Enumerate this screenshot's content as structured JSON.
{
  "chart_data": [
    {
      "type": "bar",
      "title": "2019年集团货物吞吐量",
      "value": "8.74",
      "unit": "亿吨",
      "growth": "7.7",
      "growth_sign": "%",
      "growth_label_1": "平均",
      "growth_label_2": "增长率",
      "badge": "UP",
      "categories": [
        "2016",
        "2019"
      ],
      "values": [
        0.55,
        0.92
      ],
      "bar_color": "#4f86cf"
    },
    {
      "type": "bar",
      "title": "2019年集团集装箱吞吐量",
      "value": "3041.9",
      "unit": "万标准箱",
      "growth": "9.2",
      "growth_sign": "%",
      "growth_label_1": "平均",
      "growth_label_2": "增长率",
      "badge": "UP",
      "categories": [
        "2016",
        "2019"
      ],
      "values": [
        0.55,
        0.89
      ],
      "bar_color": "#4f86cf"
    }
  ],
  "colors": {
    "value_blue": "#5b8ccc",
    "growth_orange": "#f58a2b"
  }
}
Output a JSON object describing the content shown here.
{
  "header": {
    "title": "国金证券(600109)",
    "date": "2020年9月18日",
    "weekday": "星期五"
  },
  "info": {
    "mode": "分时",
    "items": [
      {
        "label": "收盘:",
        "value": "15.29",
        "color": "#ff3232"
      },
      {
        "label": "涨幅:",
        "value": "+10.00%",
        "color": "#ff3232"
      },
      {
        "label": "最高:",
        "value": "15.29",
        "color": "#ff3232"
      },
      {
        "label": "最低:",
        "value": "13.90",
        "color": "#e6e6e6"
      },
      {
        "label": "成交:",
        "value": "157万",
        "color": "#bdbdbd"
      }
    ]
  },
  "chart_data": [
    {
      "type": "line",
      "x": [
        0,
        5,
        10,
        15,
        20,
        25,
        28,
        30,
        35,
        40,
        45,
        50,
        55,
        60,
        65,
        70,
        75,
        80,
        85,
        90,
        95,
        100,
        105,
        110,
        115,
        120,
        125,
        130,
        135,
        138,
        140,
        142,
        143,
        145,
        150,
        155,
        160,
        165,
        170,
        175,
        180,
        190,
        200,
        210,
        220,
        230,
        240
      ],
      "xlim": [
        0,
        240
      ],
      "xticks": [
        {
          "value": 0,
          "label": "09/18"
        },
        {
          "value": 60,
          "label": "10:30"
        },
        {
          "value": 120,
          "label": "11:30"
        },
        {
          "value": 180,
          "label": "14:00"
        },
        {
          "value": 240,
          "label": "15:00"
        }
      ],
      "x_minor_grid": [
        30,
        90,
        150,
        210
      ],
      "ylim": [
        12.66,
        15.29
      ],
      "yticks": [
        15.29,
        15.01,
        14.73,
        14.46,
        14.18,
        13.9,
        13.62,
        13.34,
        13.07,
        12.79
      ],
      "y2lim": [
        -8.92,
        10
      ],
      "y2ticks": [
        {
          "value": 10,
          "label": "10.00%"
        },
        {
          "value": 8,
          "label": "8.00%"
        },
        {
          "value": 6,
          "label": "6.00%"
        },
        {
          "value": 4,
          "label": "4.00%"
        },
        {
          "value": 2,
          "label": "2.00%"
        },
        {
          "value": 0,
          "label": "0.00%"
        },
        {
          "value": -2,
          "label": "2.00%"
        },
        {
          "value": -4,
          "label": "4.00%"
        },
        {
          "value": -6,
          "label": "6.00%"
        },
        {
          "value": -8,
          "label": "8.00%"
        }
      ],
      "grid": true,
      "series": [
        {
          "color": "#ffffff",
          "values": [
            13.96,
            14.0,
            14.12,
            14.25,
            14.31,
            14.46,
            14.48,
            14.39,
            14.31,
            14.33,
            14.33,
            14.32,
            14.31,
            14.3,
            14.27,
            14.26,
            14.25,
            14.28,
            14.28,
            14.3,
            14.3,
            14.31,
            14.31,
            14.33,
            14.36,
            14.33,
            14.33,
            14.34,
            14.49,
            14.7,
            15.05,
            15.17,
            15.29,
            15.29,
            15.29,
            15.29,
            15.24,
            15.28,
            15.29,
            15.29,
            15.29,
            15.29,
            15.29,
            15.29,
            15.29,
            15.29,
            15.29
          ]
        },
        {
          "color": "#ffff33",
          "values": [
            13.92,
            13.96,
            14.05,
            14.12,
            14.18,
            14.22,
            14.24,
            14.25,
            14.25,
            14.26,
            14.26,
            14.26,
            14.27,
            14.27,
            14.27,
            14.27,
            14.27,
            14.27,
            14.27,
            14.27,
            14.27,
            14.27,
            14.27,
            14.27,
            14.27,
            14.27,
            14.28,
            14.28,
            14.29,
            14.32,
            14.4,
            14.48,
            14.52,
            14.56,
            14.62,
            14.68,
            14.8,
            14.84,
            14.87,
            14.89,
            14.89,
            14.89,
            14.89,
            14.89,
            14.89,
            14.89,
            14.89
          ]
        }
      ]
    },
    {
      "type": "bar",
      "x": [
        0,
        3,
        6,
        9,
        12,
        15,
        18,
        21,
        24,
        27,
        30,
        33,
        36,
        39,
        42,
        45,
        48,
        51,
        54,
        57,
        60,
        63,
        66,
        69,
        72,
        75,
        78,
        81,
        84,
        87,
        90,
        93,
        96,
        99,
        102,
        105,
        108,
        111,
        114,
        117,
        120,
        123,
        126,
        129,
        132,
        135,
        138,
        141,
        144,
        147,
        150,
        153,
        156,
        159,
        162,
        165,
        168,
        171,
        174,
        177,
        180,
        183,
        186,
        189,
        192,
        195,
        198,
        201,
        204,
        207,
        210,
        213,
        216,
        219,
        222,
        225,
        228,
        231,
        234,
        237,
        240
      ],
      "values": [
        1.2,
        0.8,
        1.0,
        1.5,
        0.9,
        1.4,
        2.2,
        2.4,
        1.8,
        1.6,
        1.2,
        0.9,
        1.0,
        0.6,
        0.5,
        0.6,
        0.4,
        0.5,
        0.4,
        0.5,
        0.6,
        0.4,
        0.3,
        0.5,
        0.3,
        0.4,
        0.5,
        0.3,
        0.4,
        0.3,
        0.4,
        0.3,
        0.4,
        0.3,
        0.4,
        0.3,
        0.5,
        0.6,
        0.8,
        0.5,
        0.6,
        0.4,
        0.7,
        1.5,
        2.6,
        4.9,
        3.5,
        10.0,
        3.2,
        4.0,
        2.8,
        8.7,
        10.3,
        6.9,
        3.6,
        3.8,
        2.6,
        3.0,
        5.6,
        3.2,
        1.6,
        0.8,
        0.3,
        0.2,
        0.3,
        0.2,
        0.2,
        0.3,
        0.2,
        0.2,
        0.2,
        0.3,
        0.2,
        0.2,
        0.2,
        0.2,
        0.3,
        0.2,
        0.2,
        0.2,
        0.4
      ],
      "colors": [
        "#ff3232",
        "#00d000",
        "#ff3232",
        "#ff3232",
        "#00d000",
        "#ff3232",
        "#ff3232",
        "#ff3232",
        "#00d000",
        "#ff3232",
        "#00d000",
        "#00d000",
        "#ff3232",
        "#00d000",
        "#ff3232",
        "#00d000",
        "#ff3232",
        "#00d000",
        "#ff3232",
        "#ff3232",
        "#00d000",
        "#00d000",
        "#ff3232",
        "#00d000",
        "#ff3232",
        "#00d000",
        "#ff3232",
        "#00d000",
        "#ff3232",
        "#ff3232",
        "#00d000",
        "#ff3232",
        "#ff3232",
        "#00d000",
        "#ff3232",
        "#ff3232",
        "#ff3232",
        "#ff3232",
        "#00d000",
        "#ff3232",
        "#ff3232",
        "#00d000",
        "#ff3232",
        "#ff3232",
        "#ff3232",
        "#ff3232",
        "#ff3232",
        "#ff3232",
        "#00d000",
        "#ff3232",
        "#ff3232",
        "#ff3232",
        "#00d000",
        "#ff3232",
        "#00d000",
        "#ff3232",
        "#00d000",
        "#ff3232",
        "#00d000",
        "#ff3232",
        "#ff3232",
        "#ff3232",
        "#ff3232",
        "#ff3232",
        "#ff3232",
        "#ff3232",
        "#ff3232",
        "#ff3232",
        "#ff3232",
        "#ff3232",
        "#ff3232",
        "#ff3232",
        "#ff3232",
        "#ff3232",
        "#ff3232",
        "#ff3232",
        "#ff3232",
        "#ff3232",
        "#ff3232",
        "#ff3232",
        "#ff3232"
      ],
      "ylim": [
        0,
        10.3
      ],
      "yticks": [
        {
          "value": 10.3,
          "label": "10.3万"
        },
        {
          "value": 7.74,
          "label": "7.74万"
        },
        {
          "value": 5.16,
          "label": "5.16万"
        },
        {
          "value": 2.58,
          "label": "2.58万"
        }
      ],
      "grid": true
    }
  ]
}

◇ ◇ ◇ ◇ ◇

The problem
In the records above, locate each line with the word "title". Copy all such lines.

The response
      "title": "2019年集团货物吞吐量",
      "title": "2019年集团集装箱吞吐量",
    "title": "国金证券(600109)",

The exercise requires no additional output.